Records contained in a dataset —
☆ ☆ ☆ ☆ ☆ ☆ ☆
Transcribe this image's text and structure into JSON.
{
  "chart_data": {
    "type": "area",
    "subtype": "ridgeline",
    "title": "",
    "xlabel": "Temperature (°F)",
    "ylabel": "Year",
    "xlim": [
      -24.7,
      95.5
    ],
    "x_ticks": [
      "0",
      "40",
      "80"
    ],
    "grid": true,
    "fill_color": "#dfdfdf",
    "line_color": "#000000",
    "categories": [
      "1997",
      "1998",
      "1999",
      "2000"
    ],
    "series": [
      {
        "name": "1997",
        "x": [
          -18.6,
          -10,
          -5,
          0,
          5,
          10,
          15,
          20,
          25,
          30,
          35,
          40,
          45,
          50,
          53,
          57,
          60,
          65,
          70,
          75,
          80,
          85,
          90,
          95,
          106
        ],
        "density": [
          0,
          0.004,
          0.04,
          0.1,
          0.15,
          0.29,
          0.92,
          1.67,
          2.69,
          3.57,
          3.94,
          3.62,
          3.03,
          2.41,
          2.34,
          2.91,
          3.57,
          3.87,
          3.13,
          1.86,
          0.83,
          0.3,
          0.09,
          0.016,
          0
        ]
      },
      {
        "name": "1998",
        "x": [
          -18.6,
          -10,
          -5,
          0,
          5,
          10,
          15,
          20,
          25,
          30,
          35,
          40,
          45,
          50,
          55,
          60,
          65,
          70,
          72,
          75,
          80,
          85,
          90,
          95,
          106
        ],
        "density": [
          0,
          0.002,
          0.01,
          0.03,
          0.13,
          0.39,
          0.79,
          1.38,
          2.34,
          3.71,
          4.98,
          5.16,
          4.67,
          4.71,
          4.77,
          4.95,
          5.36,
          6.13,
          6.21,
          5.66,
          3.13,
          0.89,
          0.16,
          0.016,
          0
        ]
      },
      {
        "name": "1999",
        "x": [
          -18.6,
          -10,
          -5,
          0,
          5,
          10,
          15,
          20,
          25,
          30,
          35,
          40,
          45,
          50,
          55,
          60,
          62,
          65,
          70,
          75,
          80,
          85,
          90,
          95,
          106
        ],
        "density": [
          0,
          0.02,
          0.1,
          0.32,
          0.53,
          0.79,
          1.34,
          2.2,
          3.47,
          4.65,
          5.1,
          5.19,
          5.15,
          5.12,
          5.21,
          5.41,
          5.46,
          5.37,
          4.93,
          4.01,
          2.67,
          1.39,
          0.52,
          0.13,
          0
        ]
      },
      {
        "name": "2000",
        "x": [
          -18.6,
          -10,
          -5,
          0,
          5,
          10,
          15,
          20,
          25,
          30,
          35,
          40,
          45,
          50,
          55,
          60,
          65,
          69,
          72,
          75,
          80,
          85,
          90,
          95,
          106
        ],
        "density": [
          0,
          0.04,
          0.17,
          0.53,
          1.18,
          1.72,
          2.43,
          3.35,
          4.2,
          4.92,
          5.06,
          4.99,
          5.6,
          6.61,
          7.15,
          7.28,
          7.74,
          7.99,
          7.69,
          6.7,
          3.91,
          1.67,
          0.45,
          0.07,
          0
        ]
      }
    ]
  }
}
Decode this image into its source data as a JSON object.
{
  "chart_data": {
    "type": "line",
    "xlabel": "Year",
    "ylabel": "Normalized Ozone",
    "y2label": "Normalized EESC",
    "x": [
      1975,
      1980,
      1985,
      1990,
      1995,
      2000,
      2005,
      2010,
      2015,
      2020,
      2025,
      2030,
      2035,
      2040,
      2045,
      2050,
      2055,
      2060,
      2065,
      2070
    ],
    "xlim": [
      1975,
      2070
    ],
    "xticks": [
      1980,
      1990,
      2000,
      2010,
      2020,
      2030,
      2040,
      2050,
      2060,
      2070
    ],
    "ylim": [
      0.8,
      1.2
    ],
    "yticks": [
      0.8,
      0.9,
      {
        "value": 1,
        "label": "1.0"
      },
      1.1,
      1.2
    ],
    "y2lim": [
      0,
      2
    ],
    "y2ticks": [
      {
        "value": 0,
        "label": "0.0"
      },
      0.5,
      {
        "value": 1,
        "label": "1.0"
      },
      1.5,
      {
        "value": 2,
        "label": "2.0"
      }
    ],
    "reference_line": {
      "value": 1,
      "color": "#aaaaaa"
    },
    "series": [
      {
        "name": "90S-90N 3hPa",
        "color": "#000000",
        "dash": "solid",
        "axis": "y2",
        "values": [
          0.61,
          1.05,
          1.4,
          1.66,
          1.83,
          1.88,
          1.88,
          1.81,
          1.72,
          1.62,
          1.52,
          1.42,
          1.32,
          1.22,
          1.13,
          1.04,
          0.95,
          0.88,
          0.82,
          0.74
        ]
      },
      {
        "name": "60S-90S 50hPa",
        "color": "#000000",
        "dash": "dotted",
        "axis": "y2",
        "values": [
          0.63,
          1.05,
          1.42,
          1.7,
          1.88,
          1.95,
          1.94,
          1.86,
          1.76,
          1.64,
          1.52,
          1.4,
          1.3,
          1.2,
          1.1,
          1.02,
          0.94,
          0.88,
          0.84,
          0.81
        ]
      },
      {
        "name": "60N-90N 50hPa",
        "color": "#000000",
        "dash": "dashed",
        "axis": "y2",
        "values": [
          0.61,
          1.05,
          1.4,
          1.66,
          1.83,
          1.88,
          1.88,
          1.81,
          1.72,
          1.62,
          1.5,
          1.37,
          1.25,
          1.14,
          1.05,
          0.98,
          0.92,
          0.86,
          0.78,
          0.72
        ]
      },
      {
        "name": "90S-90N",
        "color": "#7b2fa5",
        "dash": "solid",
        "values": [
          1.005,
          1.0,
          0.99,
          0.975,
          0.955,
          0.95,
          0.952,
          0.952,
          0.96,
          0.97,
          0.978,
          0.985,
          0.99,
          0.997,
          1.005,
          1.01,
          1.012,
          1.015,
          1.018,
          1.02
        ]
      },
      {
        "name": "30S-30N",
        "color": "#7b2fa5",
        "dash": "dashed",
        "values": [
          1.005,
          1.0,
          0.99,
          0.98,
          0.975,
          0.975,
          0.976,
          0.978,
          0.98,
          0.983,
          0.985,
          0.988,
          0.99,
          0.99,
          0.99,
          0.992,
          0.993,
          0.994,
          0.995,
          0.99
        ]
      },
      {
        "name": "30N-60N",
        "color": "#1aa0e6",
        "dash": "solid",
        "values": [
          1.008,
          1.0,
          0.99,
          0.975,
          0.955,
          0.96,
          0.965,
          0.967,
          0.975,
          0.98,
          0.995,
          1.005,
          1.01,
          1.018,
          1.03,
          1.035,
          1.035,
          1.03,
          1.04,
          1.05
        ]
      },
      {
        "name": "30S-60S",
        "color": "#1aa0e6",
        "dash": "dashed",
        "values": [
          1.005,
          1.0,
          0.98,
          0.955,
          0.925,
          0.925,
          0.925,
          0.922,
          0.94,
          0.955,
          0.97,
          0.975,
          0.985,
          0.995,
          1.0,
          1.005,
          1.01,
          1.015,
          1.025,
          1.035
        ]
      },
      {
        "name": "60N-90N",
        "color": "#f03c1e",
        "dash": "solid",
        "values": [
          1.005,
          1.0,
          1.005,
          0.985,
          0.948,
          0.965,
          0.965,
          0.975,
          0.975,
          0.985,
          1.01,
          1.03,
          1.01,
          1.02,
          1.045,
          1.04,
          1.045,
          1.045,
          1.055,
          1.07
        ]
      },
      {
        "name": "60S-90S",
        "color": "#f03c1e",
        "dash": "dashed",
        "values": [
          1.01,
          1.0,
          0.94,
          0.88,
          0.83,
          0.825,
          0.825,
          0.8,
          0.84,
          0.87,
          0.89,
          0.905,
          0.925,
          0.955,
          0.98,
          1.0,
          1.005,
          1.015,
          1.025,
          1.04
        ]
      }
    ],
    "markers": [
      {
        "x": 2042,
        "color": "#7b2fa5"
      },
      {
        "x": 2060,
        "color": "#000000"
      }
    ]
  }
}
☆ ☆ ☆ ☆ ☆ ☆ ☆
What this task involves — Gather each line in these records that contains the string "image".

Exercise result —
Transcribe this image's text and structure into JSON.
Decode this image into its source data as a JSON object.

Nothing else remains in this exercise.